> [TASK BRIEF]: Give the number of lines below that contain "until", with no other output.
--- THE INPUT ---
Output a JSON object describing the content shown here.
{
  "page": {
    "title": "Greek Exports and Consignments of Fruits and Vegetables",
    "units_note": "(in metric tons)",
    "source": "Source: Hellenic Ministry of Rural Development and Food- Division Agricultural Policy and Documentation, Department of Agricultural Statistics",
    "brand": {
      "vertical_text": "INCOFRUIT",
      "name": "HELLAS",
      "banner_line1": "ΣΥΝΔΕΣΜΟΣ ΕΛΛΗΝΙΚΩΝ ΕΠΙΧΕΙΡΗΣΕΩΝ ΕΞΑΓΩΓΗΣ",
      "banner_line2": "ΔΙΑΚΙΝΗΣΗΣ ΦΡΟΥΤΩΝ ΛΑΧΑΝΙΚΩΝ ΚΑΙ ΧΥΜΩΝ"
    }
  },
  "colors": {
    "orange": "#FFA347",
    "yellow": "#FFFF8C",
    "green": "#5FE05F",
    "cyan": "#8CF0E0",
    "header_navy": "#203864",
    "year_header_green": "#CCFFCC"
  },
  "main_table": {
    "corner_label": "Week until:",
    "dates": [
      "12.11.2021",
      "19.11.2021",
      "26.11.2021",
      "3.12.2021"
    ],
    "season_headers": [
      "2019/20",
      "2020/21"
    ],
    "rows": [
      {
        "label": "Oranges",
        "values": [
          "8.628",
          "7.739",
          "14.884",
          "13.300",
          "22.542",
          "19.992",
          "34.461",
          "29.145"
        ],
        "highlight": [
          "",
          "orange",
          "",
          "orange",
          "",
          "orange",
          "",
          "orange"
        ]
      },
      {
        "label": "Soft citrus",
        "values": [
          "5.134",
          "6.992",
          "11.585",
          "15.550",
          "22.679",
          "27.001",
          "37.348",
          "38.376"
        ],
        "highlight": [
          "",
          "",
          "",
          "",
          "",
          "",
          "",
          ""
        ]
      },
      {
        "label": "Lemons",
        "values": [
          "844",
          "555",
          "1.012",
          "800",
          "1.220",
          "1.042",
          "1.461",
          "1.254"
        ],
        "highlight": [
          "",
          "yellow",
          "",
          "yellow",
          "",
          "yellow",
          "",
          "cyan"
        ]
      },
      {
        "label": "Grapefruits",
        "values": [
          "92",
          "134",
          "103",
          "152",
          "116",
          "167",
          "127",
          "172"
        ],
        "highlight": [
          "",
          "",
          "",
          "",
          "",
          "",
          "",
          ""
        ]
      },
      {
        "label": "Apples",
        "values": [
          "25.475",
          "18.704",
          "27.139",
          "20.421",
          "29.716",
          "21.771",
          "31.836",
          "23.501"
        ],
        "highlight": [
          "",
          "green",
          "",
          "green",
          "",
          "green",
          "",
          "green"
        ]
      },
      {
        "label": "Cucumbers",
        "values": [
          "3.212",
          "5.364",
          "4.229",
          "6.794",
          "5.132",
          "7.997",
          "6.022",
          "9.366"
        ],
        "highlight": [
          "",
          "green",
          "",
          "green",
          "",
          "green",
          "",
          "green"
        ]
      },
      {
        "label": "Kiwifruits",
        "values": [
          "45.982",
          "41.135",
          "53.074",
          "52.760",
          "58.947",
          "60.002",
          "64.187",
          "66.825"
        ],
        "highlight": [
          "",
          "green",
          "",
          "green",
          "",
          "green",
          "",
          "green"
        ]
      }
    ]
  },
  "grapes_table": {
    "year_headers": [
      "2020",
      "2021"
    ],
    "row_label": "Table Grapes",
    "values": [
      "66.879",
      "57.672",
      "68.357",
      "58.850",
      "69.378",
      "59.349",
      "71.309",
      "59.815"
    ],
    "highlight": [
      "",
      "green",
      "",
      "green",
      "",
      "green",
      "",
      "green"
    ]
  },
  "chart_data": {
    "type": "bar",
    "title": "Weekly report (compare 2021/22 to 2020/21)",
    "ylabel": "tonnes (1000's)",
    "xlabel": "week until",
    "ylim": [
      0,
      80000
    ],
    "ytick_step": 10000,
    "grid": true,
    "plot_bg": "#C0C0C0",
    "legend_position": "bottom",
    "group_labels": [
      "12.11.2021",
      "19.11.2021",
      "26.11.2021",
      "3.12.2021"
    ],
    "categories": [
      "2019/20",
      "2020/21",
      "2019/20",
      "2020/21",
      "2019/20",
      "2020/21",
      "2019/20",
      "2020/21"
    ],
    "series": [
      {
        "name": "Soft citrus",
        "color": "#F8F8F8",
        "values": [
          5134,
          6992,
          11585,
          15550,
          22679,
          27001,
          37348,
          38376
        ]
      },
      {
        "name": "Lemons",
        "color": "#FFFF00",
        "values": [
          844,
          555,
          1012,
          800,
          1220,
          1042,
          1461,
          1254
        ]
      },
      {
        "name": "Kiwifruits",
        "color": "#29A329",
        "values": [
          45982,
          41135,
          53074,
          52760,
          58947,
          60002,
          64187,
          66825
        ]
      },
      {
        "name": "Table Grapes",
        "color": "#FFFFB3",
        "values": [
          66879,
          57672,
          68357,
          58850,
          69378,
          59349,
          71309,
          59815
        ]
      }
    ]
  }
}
---
> [WRITTEN REPLY]: 2